▸ Документ:
════

Добавлено:

№ 12 (102), 2002 год. МОЙ МАНИФЕСТ

Валентин Распутин

Сейчас среди молодых и не в меру честолюбивых писателей принято заявлять манифесты. Только я, не читающий всего, знаю с полдюжины. Есть среди них совсем срамные, любующиеся своим бесстыдством; есть грубые, «новорусские», с крутой лихостью расправляющиеся со «стариками», которые раздражают молодых уже тем, что свои книги старики не собираются забирать в могилу; есть манифесты пошлые, есть всякие. Не стоило бы обращать на них внимание, если бы на все лады не повторялся в них один и тот же мотив о смерти русской литературы. Молчать в таких случаях – значит вольно или невольно соглашаться с ним.
 Не знаешь, кого больше и жалеть, когда снова и снова слышишь о кончине старой литературы и о чудесном рождении на ее обломках новой, идущей в ногу со временем и цивилизацией. Почему-то жалко и отвергаемую, и насаждаемую. Одну – потому, что при всем своем художественном блеске она не сумела напитать сердца читателей настолько, чтобы они не путались в добре и зле, и вторую – потому, что она и заведена не для питающего действия.
 Да это и невозможно – расчленить литературу одной страны и одной нации, объявить ее прошлое закрытым, а настоящее единственно правильным. Такие попытки уже делались после социальных потрясений. И делались они единственно из обслуживания новой социальности. Закрывали Достоевского, Лескова, Бунина, пропускали сквозь цензуру Пушкина и Гоголя, отнимали духовное слово, объявляли вражеским национальное мышление. Но нацию отменить было невозможно.

════

(Записи областей макета)
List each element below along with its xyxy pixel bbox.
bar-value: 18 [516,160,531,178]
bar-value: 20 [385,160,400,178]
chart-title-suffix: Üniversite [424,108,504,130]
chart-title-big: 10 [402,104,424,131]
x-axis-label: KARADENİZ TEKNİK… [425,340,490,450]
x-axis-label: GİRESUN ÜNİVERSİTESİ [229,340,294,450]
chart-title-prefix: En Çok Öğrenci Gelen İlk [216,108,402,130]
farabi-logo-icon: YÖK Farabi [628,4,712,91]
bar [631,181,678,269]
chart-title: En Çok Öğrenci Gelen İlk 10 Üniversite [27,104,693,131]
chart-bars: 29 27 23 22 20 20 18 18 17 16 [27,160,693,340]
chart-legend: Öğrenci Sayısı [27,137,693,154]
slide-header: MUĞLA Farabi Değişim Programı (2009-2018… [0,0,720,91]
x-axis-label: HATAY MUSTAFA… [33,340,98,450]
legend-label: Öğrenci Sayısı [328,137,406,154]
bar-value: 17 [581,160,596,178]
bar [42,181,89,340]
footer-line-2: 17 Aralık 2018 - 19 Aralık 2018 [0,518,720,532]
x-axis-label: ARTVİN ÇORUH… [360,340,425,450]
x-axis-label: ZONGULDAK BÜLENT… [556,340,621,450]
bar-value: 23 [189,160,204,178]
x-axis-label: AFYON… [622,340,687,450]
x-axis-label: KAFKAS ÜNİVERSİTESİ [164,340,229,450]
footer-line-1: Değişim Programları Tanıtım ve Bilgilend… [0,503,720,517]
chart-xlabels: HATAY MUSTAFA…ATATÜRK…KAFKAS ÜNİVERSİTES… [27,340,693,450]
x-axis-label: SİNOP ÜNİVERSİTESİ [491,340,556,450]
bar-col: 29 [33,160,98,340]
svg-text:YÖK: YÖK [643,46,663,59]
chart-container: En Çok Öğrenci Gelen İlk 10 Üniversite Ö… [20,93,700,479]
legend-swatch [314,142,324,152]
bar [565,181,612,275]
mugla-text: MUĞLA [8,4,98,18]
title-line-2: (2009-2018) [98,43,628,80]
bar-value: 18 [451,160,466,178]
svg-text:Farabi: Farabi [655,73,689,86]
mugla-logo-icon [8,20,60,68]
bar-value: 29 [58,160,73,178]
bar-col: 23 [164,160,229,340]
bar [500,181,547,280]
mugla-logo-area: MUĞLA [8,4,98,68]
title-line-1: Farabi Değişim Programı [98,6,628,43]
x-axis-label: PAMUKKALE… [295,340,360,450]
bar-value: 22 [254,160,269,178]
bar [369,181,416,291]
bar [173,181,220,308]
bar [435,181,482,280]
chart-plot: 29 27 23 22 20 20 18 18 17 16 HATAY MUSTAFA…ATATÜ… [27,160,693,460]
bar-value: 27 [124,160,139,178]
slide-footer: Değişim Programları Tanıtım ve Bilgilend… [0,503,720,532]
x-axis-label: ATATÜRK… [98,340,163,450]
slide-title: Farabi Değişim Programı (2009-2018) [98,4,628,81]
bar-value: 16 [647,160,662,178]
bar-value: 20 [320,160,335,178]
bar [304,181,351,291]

════

▸ Задание: Повторите дословно отрывок из статьи «Мой манифест» от слов «Не знаешь, кого» до слов «для питающего действия.» включительно.

▸ Выполненное задание:
Не знаешь, кого больше и жалеть, когда снова и снова слышишь о кончине старой литературы и о чудесном рождении на ее обломках новой, идущей в ногу со временем и цивилизацией. Почему-то жалко и отвергаемую, и насаждаемую. Одну – потому, что при всем своем художественном блеске она не сумела напитать сердца читателей настолько, чтобы они не путались в добре и зле, и вторую – потому, что она и заведена не для питающего действия.